Written request —
Find the lines that include the string "Faux" and report how many there are. Give no other text.

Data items
◆ ◆ ◆ ◆

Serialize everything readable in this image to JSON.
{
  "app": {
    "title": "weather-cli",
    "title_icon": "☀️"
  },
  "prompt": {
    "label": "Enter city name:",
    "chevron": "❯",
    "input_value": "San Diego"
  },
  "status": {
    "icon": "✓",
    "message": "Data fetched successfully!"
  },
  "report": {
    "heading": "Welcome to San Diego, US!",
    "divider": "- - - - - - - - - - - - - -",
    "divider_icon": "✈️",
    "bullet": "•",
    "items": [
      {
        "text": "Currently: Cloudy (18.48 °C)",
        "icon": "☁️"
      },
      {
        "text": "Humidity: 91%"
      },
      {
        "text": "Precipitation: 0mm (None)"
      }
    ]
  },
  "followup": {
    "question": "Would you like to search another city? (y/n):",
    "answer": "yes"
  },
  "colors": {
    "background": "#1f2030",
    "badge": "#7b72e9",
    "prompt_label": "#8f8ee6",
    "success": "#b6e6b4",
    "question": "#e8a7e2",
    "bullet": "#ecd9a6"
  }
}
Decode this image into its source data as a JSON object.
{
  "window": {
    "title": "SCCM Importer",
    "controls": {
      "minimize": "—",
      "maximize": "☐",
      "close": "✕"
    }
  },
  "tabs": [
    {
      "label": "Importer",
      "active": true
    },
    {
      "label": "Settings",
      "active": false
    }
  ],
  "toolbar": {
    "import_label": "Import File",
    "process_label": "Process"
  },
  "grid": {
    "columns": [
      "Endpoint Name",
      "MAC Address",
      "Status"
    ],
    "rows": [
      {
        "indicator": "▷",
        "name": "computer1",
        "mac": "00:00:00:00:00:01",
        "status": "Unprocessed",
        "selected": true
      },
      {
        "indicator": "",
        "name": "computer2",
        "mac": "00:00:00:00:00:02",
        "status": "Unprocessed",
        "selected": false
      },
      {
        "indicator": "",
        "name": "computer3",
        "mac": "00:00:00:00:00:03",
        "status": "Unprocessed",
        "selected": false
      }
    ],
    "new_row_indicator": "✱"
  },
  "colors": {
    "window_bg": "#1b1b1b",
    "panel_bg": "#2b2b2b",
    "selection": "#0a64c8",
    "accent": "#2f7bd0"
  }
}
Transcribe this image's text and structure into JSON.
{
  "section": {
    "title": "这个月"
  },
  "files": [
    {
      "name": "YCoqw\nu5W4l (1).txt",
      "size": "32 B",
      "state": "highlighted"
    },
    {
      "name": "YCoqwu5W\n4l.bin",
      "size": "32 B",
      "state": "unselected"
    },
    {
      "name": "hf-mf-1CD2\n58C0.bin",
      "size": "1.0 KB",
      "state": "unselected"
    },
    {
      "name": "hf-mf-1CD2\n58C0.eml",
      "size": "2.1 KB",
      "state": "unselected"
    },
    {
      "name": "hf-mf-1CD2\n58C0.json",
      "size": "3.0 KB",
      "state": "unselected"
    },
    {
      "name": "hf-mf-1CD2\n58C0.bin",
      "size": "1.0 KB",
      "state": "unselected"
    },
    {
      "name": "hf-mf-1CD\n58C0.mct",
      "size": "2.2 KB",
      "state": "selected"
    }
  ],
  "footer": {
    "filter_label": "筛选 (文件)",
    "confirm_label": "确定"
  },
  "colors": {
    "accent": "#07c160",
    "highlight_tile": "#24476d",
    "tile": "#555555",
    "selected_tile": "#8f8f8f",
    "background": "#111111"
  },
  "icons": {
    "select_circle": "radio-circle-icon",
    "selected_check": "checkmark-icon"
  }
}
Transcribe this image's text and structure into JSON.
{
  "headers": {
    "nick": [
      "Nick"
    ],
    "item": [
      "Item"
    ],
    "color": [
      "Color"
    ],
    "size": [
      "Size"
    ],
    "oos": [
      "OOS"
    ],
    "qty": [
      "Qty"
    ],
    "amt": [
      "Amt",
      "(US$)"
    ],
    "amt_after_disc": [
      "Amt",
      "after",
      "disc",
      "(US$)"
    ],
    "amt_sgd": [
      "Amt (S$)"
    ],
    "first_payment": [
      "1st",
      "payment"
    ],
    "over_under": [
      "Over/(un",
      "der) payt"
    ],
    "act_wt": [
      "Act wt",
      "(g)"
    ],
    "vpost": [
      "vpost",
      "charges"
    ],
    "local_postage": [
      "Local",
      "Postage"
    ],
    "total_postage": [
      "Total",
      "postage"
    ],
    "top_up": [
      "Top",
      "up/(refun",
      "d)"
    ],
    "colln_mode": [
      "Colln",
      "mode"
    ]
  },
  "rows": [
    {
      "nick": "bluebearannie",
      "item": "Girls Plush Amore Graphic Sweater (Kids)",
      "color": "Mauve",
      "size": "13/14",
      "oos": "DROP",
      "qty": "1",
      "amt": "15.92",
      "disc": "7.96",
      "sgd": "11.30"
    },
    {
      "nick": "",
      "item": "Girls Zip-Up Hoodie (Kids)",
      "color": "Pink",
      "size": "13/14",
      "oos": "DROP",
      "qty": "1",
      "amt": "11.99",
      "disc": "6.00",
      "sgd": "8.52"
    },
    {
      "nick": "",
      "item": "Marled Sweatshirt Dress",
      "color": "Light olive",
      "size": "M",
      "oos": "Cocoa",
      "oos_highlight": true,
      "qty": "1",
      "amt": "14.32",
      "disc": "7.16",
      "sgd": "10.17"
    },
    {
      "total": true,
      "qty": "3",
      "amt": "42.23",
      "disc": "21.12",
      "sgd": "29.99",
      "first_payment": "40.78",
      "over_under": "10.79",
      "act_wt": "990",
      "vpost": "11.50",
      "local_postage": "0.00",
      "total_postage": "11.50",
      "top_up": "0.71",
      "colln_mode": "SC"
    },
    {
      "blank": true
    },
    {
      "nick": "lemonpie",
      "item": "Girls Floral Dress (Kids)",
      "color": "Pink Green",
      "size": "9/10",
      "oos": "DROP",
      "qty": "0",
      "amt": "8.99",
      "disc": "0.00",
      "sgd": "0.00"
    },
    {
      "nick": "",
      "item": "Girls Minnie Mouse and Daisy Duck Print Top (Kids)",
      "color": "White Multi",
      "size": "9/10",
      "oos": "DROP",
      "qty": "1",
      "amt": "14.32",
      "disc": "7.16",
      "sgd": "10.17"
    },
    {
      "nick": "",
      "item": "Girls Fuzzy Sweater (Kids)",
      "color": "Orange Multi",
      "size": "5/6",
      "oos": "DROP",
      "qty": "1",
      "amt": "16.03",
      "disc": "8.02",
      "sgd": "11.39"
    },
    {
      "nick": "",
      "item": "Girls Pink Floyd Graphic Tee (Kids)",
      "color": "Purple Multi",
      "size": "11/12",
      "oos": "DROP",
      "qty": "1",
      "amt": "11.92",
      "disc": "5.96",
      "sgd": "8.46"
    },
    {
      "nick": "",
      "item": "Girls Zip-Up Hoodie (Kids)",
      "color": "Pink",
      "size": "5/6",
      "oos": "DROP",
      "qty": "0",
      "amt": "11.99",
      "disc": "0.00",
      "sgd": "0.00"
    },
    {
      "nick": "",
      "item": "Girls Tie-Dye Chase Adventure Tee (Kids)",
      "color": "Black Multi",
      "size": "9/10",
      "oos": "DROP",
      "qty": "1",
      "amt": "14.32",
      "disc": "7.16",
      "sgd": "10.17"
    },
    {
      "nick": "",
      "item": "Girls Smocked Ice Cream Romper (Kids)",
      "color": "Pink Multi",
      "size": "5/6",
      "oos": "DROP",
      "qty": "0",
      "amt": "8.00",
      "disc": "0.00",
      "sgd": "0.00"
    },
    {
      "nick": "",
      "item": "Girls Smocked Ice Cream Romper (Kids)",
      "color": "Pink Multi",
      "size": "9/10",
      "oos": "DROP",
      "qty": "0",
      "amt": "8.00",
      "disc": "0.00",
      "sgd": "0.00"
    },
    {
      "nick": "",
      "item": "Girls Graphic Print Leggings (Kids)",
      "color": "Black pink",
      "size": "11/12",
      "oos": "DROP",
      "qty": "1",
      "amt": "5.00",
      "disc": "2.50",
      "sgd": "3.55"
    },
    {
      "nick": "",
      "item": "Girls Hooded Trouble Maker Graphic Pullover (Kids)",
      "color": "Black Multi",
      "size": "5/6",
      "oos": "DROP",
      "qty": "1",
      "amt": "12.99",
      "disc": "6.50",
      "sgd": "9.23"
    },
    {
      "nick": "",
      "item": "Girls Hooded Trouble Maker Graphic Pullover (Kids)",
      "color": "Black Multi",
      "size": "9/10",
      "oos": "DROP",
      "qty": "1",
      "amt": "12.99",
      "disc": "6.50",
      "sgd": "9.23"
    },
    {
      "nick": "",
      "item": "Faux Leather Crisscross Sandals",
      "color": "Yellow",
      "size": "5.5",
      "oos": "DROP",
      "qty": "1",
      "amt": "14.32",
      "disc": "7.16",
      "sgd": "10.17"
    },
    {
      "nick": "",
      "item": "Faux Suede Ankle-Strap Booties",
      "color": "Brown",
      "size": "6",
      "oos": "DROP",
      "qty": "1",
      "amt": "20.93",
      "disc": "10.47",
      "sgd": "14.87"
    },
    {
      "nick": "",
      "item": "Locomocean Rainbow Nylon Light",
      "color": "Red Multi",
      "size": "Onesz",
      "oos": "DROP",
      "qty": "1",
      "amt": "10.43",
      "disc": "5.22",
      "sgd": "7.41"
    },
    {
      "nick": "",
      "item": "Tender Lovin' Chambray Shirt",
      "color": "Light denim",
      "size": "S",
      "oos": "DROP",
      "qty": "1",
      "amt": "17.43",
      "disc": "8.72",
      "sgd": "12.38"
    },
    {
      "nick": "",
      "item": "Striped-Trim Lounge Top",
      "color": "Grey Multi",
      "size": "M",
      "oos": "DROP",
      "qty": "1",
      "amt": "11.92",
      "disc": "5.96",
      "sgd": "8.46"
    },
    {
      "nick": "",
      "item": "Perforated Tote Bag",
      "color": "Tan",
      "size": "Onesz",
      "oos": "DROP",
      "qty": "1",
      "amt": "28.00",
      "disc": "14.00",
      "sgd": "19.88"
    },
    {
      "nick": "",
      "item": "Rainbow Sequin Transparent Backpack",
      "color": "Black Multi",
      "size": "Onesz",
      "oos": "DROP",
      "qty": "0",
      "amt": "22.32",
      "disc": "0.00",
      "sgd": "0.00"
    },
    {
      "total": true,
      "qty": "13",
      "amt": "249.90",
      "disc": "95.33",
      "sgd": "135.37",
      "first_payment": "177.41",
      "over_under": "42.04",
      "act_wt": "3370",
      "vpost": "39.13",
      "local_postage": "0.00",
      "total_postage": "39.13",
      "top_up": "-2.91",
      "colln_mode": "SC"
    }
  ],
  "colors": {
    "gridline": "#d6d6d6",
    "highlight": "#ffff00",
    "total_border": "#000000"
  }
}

◆ ◆ ◆ ◆

Solution to the exercise —
2